● Stated exercise: Under this task are some entries; return every one of them exactly.

━━━━━ Input

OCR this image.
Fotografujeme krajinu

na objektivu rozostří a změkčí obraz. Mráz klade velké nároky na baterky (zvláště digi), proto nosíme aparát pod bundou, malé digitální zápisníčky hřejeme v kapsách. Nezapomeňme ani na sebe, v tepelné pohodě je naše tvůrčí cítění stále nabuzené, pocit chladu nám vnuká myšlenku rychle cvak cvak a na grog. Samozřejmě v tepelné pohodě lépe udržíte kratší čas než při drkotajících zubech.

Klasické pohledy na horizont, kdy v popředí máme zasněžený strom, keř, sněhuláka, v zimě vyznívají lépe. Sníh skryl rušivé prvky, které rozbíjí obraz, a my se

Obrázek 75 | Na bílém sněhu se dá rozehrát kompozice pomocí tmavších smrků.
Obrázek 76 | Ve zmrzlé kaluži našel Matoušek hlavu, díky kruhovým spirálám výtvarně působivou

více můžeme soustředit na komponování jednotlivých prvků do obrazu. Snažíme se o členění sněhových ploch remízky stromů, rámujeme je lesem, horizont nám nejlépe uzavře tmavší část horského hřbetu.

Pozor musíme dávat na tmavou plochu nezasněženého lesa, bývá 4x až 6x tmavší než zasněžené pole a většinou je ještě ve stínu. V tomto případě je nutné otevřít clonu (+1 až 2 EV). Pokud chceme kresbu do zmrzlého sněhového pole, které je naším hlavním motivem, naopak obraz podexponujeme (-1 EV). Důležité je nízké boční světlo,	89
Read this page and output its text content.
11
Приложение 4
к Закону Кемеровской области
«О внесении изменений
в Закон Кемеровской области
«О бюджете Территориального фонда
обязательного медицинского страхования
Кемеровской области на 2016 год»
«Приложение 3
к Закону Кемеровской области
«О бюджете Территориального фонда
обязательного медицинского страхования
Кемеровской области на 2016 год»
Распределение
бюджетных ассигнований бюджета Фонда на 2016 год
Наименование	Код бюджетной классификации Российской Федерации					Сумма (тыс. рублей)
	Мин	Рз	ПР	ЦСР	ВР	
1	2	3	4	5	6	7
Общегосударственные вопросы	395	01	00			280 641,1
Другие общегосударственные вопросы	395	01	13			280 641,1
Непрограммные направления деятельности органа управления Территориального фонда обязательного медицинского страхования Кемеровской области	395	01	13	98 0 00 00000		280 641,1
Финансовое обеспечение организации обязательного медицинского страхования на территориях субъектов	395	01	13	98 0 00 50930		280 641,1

━━━━━━━━━━

● Worked solution:
OCR this image.
Fotografujeme krajinu

na objektivu rozostří a změkčí obraz. Mráz klade velké nároky na baterky (zvláště digi), proto nosíme aparát pod bundou, malé digitální zápisníčky hřejeme v kapsách. Nezapomeňme ani na sebe, v tepelné pohodě je naše tvůrčí cítění stále nabuzené, pocit chladu nám vnuká myšlenku rychle cvak cvak a na grog. Samozřejmě v tepelné pohodě lépe udržíte kratší čas než při drkotajících zubech.

Klasické pohledy na horizont, kdy v popředí máme zasněžený strom, keř, sněhuláka, v zimě vyznívají lépe. Sníh skryl rušivé prvky, které rozbíjí obraz, a my se

Obrázek 75 | Na bílém sněhu se dá rozehrát kompozice pomocí tmavších smrků.
Obrázek 76 | Ve zmrzlé kaluži našel Matoušek hlavu, díky kruhovým spirálám výtvarně působivou

více můžeme soustředit na komponování jednotlivých prvků do obrazu. Snažíme se o členění sněhových ploch remízky stromů, rámujeme je lesem, horizont nám nejlépe uzavře tmavší část horského hřbetu.

Pozor musíme dávat na tmavou plochu nezasněženého lesa, bývá 4x až 6x tmavší než zasněžené pole a většinou je ještě ve stínu. V tomto případě je nutné otevřít clonu (+1 až 2 EV). Pokud chceme kresbu do zmrzlého sněhového pole, které je naším hlavním motivem, naopak obraz podexponujeme (-1 EV). Důležité je nízké boční světlo,	89
Read this page and output its text content.
11
Приложение 4
к Закону Кемеровской области
«О внесении изменений
в Закон Кемеровской области
«О бюджете Территориального фонда
обязательного медицинского страхования
Кемеровской области на 2016 год»
«Приложение 3
к Закону Кемеровской области
«О бюджете Территориального фонда
обязательного медицинского страхования
Кемеровской области на 2016 год»
Распределение
бюджетных ассигнований бюджета Фонда на 2016 год
Наименование	Код бюджетной классификации Российской Федерации					Сумма (тыс. рублей)
	Мин	Рз	ПР	ЦСР	ВР	
1	2	3	4	5	6	7
Общегосударственные вопросы	395	01	00			280 641,1
Другие общегосударственные вопросы	395	01	13			280 641,1
Непрограммные направления деятельности органа управления Территориального фонда обязательного медицинского страхования Кемеровской области	395	01	13	98 0 00 00000		280 641,1
Финансовое обеспечение организации обязательного медицинского страхования на территориях субъектов	395	01	13	98 0 00 50930		280 641,1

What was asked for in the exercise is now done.